▸ Task goal
When responding, copy every record below exactly as it appears.

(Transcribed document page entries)
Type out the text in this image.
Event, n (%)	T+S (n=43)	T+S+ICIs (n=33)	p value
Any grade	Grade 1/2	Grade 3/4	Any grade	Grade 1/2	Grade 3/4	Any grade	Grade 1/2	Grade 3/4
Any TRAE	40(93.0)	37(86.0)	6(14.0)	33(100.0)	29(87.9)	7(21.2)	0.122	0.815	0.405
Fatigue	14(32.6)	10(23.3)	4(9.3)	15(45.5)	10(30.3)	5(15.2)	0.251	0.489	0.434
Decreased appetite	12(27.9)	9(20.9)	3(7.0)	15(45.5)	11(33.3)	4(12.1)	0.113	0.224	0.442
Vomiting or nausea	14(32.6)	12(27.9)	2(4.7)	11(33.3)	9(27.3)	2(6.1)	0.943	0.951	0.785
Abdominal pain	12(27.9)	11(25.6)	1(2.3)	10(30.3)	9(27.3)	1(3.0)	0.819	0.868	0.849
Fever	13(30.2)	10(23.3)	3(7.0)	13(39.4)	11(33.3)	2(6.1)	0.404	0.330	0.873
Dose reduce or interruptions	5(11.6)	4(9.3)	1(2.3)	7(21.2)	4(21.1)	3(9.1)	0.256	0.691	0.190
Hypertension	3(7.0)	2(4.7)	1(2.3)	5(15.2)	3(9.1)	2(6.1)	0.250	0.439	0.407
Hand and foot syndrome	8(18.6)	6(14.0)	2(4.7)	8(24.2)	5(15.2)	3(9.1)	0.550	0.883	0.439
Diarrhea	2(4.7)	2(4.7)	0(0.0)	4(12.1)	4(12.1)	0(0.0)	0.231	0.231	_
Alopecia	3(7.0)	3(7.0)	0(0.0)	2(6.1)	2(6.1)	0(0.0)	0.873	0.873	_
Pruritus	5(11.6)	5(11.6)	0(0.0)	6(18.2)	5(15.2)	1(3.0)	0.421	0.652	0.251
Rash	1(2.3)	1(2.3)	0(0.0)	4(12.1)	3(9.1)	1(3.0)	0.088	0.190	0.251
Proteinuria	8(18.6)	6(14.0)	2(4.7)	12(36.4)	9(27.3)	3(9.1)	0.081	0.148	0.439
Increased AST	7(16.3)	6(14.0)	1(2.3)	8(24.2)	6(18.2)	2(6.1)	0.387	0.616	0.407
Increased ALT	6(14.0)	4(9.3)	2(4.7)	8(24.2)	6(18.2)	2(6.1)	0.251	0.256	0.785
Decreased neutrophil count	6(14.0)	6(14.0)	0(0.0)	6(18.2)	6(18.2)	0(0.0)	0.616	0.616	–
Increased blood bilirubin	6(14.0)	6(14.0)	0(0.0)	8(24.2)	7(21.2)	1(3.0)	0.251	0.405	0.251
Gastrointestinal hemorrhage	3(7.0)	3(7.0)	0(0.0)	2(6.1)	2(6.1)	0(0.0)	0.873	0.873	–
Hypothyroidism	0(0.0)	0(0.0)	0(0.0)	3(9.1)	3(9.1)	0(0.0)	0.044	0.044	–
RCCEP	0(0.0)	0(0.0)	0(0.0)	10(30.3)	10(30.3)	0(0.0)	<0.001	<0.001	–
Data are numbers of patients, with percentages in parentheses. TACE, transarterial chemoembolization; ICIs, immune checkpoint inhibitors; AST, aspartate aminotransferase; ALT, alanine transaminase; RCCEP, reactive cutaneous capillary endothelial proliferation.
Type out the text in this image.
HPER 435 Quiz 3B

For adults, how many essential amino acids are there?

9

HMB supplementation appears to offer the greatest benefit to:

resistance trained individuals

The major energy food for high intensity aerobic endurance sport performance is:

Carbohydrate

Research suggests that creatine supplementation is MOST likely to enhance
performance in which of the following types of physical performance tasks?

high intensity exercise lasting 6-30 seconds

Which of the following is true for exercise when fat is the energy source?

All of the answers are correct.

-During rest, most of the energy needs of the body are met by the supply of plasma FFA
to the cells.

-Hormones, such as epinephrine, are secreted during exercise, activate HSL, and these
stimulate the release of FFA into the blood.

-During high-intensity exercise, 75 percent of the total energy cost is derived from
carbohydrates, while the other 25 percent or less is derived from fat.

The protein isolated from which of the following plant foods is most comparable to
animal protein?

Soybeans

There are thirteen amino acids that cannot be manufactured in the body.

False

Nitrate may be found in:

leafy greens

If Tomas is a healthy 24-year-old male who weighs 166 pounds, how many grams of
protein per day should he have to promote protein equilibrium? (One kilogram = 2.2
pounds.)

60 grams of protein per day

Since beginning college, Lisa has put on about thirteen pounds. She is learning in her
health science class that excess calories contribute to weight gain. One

▸ Written response
Type out the text in this image.
Event, n (%)	T+S (n=43)	T+S+ICIs (n=33)	p value
Any grade	Grade 1/2	Grade 3/4	Any grade	Grade 1/2	Grade 3/4	Any grade	Grade 1/2	Grade 3/4
Any TRAE	40(93.0)	37(86.0)	6(14.0)	33(100.0)	29(87.9)	7(21.2)	0.122	0.815	0.405
Fatigue	14(32.6)	10(23.3)	4(9.3)	15(45.5)	10(30.3)	5(15.2)	0.251	0.489	0.434
Decreased appetite	12(27.9)	9(20.9)	3(7.0)	15(45.5)	11(33.3)	4(12.1)	0.113	0.224	0.442
Vomiting or nausea	14(32.6)	12(27.9)	2(4.7)	11(33.3)	9(27.3)	2(6.1)	0.943	0.951	0.785
Abdominal pain	12(27.9)	11(25.6)	1(2.3)	10(30.3)	9(27.3)	1(3.0)	0.819	0.868	0.849
Fever	13(30.2)	10(23.3)	3(7.0)	13(39.4)	11(33.3)	2(6.1)	0.404	0.330	0.873
Dose reduce or interruptions	5(11.6)	4(9.3)	1(2.3)	7(21.2)	4(21.1)	3(9.1)	0.256	0.691	0.190
Hypertension	3(7.0)	2(4.7)	1(2.3)	5(15.2)	3(9.1)	2(6.1)	0.250	0.439	0.407
Hand and foot syndrome	8(18.6)	6(14.0)	2(4.7)	8(24.2)	5(15.2)	3(9.1)	0.550	0.883	0.439
Diarrhea	2(4.7)	2(4.7)	0(0.0)	4(12.1)	4(12.1)	0(0.0)	0.231	0.231	_
Alopecia	3(7.0)	3(7.0)	0(0.0)	2(6.1)	2(6.1)	0(0.0)	0.873	0.873	_
Pruritus	5(11.6)	5(11.6)	0(0.0)	6(18.2)	5(15.2)	1(3.0)	0.421	0.652	0.251
Rash	1(2.3)	1(2.3)	0(0.0)	4(12.1)	3(9.1)	1(3.0)	0.088	0.190	0.251
Proteinuria	8(18.6)	6(14.0)	2(4.7)	12(36.4)	9(27.3)	3(9.1)	0.081	0.148	0.439
Increased AST	7(16.3)	6(14.0)	1(2.3)	8(24.2)	6(18.2)	2(6.1)	0.387	0.616	0.407
Increased ALT	6(14.0)	4(9.3)	2(4.7)	8(24.2)	6(18.2)	2(6.1)	0.251	0.256	0.785
Decreased neutrophil count	6(14.0)	6(14.0)	0(0.0)	6(18.2)	6(18.2)	0(0.0)	0.616	0.616	–
Increased blood bilirubin	6(14.0)	6(14.0)	0(0.0)	8(24.2)	7(21.2)	1(3.0)	0.251	0.405	0.251
Gastrointestinal hemorrhage	3(7.0)	3(7.0)	0(0.0)	2(6.1)	2(6.1)	0(0.0)	0.873	0.873	–
Hypothyroidism	0(0.0)	0(0.0)	0(0.0)	3(9.1)	3(9.1)	0(0.0)	0.044	0.044	–
RCCEP	0(0.0)	0(0.0)	0(0.0)	10(30.3)	10(30.3)	0(0.0)	<0.001	<0.001	–
Data are numbers of patients, with percentages in parentheses. TACE, transarterial chemoembolization; ICIs, immune checkpoint inhibitors; AST, aspartate aminotransferase; ALT, alanine transaminase; RCCEP, reactive cutaneous capillary endothelial proliferation.
Type out the text in this image.
HPER 435 Quiz 3B

For adults, how many essential amino acids are there?

9

HMB supplementation appears to offer the greatest benefit to:

resistance trained individuals

The major energy food for high intensity aerobic endurance sport performance is:

Carbohydrate

Research suggests that creatine supplementation is MOST likely to enhance
performance in which of the following types of physical performance tasks?

high intensity exercise lasting 6-30 seconds

Which of the following is true for exercise when fat is the energy source?

All of the answers are correct.

-During rest, most of the energy needs of the body are met by the supply of plasma FFA
to the cells.

-Hormones, such as epinephrine, are secreted during exercise, activate HSL, and these
stimulate the release of FFA into the blood.

-During high-intensity exercise, 75 percent of the total energy cost is derived from
carbohydrates, while the other 25 percent or less is derived from fat.

The protein isolated from which of the following plant foods is most comparable to
animal protein?

Soybeans

There are thirteen amino acids that cannot be manufactured in the body.

False

Nitrate may be found in:

leafy greens

If Tomas is a healthy 24-year-old male who weighs 166 pounds, how many grams of
protein per day should he have to promote protein equilibrium? (One kilogram = 2.2
pounds.)

60 grams of protein per day

Since beginning college, Lisa has put on about thirteen pounds. She is learning in her
health science class that excess calories contribute to weight gain. One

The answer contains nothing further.